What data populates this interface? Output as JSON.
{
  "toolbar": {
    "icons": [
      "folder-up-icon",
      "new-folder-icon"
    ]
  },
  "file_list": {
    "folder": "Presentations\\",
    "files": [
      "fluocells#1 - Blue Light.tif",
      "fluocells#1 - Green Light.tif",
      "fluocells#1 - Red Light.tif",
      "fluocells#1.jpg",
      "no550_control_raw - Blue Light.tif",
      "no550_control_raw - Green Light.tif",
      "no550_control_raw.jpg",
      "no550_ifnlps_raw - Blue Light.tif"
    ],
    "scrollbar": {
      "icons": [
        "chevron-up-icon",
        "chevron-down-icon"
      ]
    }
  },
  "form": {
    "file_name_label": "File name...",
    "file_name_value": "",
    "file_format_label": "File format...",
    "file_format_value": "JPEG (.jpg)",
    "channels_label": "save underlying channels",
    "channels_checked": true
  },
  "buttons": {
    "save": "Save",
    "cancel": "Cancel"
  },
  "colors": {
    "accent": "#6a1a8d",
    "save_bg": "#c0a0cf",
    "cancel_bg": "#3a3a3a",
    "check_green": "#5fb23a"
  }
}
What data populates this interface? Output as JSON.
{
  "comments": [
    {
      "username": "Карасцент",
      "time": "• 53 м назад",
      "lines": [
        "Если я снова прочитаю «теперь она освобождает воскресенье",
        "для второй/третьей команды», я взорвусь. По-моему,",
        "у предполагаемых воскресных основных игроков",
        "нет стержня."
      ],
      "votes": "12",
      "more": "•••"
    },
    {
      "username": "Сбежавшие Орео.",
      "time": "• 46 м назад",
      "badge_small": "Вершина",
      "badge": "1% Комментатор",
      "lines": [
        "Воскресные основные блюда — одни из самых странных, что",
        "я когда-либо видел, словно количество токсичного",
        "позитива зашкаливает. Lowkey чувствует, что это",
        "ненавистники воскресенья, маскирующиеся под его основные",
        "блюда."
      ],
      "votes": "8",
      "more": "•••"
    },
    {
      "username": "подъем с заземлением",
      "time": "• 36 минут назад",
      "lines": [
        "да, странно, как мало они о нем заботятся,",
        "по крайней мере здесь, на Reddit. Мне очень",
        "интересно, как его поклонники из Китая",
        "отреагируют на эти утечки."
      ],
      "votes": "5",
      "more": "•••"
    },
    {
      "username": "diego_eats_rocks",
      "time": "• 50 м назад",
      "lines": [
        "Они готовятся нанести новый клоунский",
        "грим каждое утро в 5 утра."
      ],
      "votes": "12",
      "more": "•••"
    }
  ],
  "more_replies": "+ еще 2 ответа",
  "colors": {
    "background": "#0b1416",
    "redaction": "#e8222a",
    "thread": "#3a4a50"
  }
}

:::

# [Written task]
Filter the records above for "Blue" and copy every matching line.

# [Completed exercise]
      "fluocells#1 - Blue Light.tif",
      "no550_control_raw - Blue Light.tif",
      "no550_ifnlps_raw - Blue Light.tif"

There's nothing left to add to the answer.